# [Exercise inputs]
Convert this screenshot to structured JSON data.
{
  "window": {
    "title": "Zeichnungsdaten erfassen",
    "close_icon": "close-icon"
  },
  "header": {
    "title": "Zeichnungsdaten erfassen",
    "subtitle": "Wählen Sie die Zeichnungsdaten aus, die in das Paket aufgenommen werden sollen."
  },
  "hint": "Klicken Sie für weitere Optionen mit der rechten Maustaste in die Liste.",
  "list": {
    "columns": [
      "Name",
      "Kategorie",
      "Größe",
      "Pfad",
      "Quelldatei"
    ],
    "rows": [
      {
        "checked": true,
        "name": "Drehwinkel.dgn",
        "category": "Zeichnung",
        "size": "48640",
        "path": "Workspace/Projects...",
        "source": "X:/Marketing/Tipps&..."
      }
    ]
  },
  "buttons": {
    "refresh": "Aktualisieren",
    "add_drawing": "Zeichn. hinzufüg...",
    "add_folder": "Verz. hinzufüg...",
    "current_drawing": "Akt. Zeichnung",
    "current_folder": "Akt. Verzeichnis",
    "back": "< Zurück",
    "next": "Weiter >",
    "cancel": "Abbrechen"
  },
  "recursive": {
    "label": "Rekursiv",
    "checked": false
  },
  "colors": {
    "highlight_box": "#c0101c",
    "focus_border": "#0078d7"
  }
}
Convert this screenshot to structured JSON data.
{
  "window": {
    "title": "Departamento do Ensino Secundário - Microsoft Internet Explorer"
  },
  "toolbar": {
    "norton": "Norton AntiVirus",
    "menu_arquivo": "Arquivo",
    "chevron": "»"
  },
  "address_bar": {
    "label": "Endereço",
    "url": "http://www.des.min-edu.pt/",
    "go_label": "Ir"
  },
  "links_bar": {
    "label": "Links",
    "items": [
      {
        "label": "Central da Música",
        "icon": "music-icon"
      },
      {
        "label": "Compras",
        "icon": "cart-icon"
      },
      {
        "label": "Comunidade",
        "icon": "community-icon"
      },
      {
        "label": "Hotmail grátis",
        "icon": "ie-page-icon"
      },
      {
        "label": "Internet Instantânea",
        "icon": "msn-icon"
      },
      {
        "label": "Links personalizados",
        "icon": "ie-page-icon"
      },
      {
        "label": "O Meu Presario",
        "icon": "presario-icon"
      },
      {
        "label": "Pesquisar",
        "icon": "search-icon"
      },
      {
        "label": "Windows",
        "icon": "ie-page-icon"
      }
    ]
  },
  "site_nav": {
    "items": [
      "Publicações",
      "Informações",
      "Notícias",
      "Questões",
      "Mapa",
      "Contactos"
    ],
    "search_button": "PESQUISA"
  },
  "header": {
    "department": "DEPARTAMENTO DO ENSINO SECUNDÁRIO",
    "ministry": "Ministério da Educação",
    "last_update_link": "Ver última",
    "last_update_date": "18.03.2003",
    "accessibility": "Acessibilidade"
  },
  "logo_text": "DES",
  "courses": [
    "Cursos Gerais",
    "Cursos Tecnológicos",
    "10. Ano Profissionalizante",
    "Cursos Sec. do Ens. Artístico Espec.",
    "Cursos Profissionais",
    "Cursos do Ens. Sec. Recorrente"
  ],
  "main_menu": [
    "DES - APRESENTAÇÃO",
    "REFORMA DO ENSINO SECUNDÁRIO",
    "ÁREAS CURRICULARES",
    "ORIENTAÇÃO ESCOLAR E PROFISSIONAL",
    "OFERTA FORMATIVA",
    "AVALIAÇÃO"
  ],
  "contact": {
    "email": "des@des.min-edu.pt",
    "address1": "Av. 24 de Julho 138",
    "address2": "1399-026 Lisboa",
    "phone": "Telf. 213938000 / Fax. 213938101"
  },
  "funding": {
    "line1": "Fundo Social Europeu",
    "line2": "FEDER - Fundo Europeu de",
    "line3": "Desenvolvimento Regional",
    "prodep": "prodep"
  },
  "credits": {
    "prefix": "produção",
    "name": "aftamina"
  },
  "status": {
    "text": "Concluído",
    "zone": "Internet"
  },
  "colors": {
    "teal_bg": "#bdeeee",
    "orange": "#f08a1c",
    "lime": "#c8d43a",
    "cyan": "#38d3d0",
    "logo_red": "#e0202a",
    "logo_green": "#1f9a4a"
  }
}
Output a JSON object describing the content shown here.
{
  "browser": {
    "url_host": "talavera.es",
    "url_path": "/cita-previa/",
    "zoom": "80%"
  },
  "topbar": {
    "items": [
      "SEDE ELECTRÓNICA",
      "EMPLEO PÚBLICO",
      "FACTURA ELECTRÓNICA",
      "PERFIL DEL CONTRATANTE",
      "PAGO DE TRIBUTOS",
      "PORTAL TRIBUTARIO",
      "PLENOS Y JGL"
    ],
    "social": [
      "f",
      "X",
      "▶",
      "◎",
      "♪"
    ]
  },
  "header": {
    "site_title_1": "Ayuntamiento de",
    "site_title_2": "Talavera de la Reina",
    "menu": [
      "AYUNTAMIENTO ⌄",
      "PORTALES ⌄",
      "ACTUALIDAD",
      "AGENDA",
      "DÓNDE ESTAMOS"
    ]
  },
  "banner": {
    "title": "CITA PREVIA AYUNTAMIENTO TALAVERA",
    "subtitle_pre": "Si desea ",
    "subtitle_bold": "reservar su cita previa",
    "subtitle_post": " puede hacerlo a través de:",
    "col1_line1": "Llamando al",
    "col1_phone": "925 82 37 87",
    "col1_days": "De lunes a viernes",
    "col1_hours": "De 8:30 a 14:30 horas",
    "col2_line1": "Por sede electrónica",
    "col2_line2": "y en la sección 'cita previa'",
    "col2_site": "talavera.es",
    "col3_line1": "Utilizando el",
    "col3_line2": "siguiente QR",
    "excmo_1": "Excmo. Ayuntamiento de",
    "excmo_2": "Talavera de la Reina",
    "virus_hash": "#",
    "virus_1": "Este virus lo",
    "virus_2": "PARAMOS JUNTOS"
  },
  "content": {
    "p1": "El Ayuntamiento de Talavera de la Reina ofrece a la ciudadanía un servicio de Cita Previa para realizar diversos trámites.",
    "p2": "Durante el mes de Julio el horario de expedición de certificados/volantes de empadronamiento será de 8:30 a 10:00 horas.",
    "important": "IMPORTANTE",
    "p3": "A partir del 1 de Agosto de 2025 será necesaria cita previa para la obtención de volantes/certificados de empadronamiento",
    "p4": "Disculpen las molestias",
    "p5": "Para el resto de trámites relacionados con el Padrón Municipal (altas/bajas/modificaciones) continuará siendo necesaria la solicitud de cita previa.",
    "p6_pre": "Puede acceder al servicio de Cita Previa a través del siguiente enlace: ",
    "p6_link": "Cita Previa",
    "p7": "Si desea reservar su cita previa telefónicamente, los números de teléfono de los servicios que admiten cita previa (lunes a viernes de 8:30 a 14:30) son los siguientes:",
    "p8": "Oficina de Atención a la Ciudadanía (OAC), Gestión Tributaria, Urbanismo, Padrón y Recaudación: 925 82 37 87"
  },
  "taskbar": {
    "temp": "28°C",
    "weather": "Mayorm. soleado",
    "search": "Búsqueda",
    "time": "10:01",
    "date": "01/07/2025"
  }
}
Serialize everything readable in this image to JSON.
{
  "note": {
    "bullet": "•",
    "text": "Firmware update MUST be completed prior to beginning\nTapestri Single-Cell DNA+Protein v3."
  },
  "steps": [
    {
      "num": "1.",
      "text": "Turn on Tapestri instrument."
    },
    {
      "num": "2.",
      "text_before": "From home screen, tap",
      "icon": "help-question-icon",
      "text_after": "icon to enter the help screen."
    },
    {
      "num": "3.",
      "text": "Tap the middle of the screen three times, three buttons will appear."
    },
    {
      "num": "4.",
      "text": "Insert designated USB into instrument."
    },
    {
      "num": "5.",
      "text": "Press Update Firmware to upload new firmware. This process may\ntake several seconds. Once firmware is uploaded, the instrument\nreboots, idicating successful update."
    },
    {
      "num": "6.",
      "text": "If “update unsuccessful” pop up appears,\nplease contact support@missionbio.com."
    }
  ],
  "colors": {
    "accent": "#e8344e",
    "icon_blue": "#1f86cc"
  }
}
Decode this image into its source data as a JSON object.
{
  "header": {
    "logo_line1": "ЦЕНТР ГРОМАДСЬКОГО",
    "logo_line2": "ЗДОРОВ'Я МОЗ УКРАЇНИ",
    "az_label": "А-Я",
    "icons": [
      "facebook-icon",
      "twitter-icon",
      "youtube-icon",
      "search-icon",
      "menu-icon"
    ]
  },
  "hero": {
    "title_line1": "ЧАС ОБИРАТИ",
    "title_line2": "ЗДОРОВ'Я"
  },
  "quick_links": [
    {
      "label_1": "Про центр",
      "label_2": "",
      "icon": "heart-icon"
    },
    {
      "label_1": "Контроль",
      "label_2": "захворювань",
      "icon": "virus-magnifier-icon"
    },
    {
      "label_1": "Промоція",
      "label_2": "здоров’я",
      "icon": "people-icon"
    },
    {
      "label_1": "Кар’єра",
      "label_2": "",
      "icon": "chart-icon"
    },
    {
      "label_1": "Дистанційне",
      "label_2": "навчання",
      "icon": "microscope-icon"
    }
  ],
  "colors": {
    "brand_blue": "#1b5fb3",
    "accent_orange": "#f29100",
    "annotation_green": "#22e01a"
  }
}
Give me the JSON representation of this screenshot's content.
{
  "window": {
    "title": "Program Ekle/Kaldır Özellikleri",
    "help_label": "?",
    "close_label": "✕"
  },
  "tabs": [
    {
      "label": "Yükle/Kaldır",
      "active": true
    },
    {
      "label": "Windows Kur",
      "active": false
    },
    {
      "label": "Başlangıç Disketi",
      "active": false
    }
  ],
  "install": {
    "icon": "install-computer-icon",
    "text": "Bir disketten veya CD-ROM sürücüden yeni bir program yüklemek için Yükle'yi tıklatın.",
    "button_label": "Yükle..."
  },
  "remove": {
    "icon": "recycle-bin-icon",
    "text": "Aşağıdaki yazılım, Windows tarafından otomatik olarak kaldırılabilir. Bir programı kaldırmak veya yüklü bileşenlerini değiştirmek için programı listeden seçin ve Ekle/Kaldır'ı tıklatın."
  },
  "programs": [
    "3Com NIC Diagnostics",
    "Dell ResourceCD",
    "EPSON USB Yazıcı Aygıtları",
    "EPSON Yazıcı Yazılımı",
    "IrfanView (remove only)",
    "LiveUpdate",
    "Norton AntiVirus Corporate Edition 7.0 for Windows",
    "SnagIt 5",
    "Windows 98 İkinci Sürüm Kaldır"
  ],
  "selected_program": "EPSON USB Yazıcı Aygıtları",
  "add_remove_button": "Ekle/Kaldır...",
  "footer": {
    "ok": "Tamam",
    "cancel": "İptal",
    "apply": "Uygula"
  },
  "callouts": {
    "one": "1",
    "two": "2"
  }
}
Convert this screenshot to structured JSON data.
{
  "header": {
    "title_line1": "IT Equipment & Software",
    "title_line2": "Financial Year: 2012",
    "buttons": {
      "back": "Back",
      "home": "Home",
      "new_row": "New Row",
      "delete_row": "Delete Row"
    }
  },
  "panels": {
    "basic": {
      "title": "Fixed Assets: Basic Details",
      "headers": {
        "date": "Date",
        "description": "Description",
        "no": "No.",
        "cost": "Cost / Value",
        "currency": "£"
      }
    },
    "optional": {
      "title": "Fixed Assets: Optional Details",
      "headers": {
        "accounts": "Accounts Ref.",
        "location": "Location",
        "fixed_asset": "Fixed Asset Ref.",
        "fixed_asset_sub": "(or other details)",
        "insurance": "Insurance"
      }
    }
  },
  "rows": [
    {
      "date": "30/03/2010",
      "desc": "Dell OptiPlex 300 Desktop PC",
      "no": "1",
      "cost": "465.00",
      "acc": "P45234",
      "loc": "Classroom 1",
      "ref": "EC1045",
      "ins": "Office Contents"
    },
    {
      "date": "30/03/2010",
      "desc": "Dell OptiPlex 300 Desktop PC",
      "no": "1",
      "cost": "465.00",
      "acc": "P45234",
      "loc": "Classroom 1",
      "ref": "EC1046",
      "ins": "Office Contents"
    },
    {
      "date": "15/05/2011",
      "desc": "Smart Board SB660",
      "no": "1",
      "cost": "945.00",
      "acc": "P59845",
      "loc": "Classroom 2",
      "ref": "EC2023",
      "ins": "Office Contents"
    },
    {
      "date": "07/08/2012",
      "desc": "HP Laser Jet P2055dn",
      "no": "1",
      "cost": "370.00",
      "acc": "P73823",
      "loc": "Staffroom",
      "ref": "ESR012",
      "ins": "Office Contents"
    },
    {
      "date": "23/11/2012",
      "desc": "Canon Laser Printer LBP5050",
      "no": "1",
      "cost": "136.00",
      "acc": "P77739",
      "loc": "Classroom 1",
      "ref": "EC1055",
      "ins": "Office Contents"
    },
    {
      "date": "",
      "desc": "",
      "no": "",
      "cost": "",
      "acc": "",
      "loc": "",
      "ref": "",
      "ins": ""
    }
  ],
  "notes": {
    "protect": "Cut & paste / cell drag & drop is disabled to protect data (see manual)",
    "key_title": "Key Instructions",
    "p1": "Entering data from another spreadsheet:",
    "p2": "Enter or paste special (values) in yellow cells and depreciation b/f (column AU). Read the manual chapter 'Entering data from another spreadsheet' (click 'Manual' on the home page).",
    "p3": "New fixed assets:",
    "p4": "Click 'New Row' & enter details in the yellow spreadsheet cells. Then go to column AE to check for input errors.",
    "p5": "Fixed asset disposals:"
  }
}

# [About this exercise]
Scan the material above for the string "reservar" and report each line where you find it.

# [Answer box]
    "subtitle_bold": "reservar su cita previa",
    "p7": "Si desea reservar su cita previa telefónicamente, los números de teléfono de los servicios que admiten cita previa (lunes a viernes de 8:30 a 14:30) son los siguientes:",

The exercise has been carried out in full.